Data extracts -
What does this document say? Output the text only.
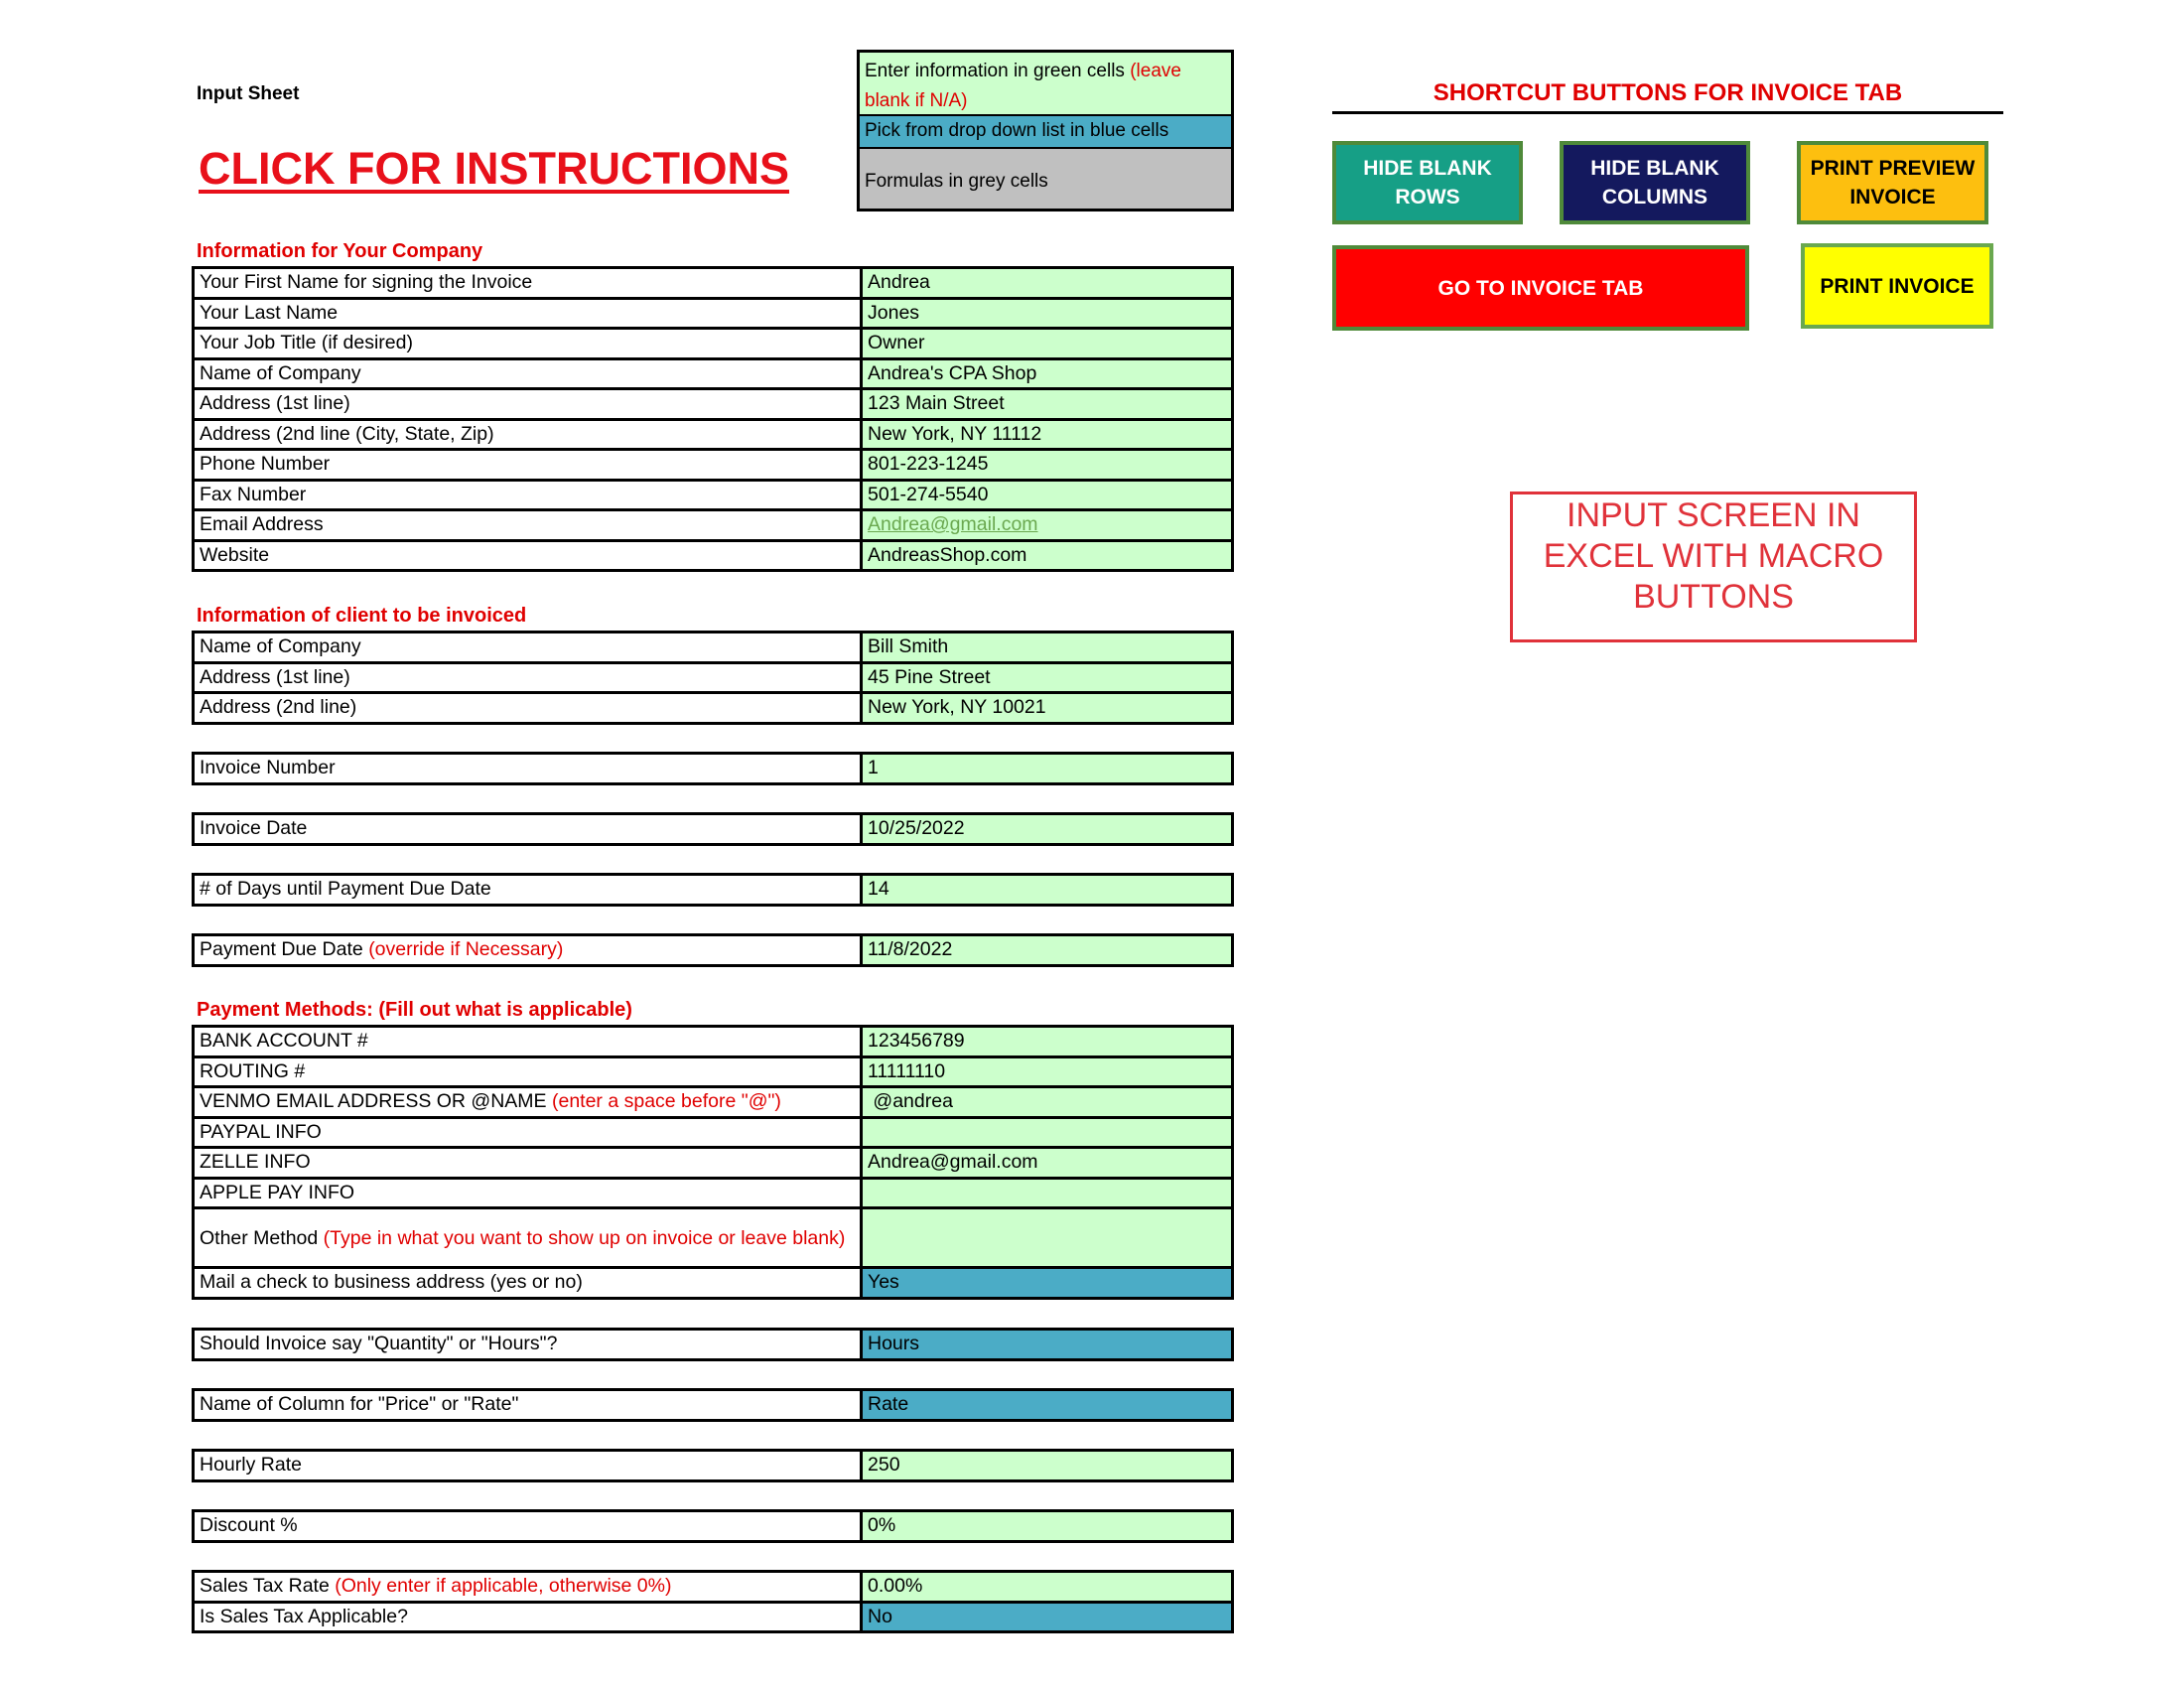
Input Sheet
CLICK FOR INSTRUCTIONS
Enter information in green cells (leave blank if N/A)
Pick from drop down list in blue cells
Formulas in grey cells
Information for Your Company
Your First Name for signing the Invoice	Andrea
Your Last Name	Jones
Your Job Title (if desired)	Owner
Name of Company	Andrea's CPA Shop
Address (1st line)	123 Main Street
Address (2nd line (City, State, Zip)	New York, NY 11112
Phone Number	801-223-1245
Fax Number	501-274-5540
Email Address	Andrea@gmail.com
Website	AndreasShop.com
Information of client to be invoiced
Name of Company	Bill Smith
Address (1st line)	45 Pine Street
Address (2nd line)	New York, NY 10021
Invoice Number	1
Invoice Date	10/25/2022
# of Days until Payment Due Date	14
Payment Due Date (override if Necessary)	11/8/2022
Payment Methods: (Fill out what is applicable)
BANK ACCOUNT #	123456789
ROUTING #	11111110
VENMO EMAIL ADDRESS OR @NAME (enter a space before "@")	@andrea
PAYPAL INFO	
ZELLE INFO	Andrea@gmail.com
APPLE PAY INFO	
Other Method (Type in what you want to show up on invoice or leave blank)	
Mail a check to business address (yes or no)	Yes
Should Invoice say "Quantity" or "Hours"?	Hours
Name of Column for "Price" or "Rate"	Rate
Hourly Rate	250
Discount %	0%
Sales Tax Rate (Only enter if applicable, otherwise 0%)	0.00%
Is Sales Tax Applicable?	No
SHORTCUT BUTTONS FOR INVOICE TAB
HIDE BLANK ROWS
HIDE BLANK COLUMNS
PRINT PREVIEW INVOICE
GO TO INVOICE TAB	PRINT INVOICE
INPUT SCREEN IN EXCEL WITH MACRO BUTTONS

...

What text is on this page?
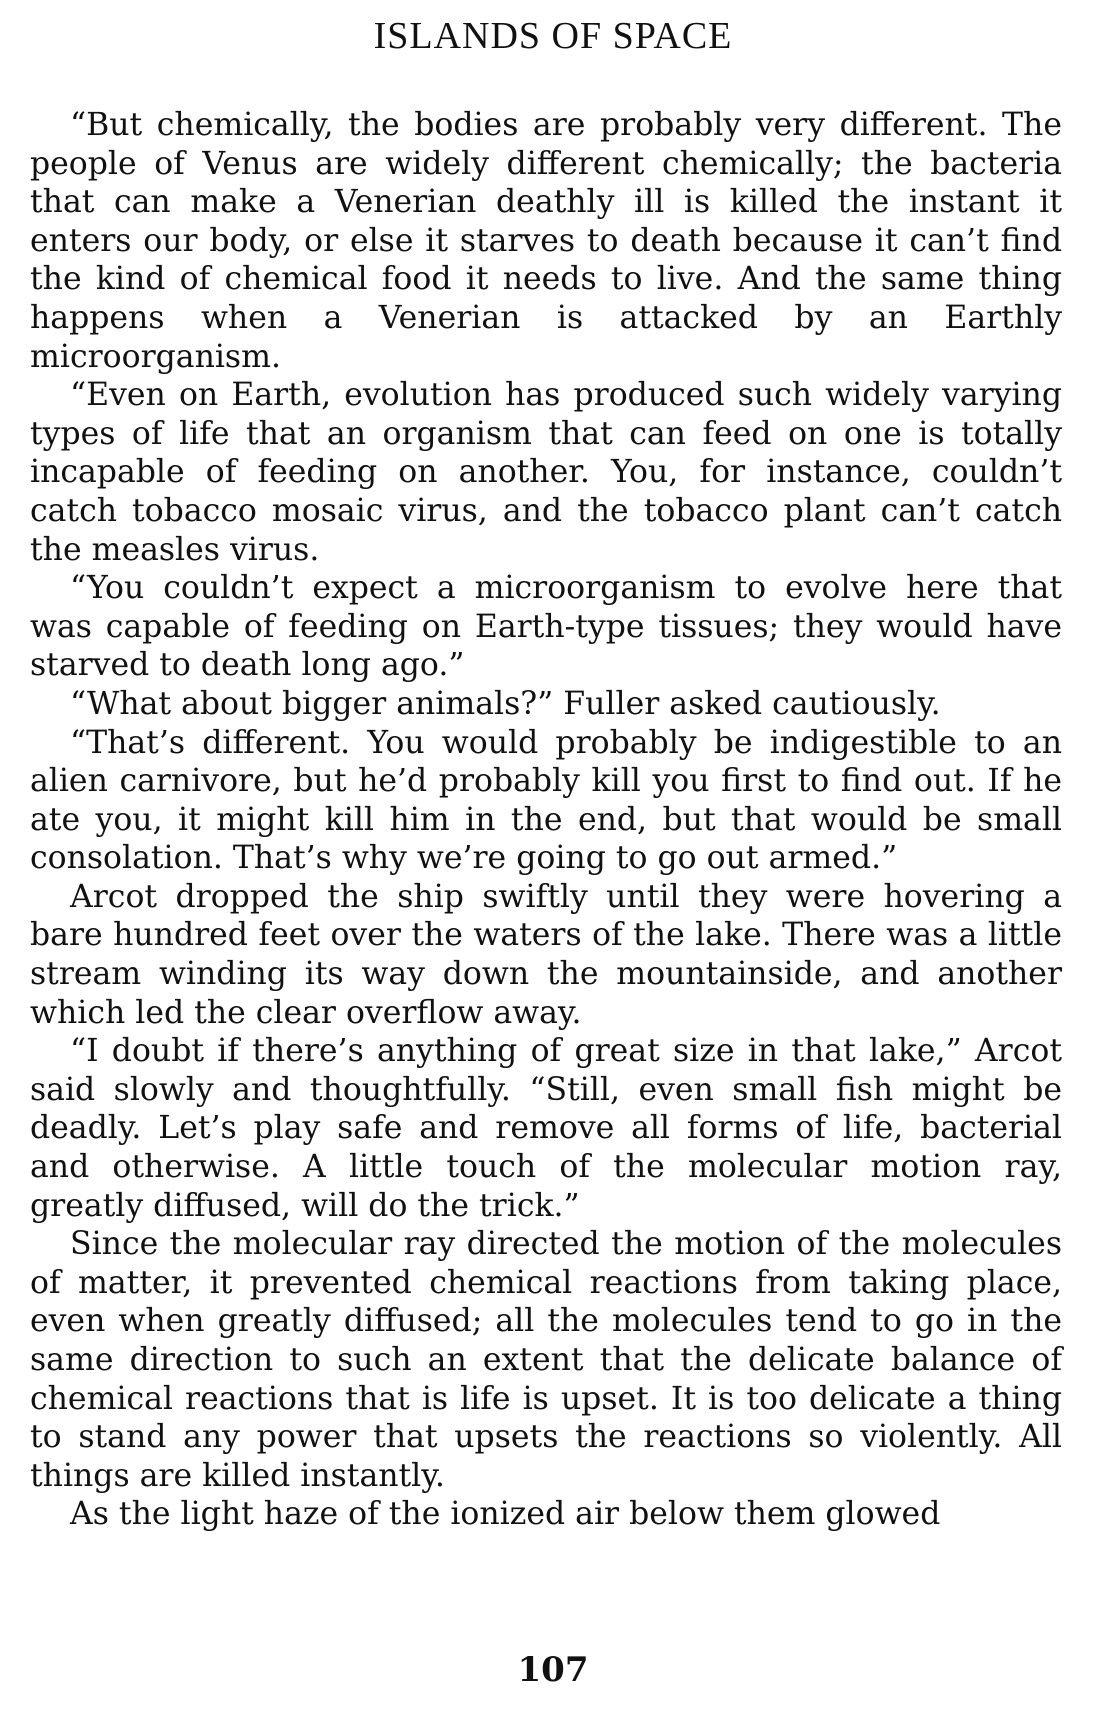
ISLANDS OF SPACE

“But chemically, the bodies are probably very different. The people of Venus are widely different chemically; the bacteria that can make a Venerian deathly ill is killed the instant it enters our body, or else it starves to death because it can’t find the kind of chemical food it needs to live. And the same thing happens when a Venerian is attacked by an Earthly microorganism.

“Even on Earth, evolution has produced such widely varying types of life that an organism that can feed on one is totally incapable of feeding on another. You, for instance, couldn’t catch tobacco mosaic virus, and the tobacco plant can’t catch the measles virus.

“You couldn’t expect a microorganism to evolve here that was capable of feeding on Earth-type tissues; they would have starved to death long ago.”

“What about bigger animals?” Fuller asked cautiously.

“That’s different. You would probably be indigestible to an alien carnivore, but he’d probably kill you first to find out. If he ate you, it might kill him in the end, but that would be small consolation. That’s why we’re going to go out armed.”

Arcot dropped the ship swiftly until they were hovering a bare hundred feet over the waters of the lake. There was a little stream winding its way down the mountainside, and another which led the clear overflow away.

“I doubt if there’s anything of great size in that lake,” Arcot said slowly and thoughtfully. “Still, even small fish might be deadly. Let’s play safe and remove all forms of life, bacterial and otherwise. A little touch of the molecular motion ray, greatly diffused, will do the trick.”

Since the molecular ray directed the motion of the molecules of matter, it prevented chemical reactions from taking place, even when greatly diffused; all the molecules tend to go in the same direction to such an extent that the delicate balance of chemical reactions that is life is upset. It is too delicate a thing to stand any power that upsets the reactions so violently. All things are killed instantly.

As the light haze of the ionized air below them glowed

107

---

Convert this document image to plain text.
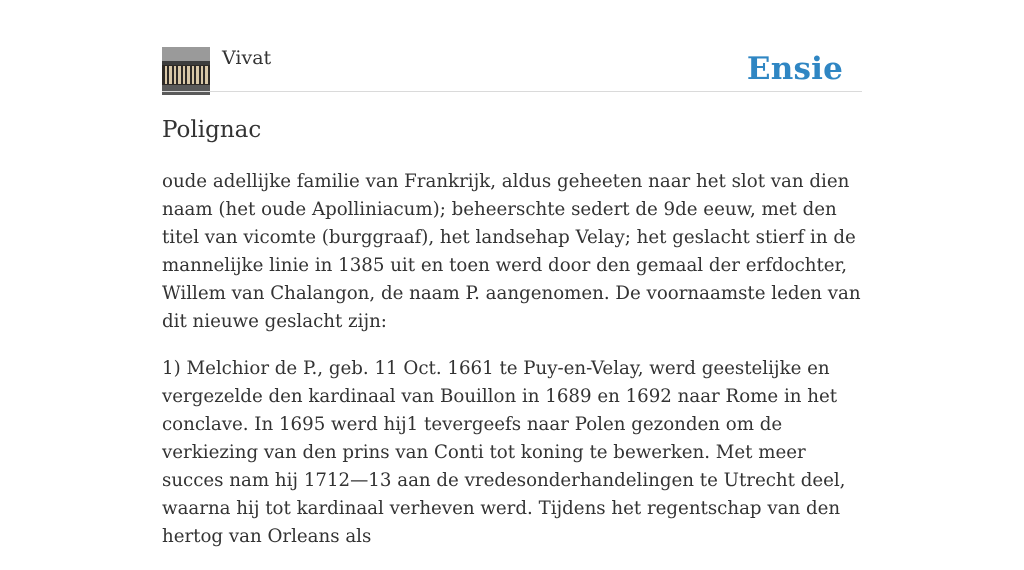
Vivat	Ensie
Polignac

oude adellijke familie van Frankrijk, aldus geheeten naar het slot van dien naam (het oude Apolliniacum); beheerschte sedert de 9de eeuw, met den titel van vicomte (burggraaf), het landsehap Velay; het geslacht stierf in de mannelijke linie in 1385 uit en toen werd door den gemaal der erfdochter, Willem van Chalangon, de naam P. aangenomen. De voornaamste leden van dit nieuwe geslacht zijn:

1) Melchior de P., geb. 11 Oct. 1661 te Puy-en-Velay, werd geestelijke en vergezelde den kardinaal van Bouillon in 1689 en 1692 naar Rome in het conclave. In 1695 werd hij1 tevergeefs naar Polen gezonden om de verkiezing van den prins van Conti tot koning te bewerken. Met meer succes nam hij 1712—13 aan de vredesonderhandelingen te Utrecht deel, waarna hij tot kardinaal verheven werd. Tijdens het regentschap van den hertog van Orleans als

To do -
Within this listing, how many lines hold "text"? Give the number alone.

Exercise response -
3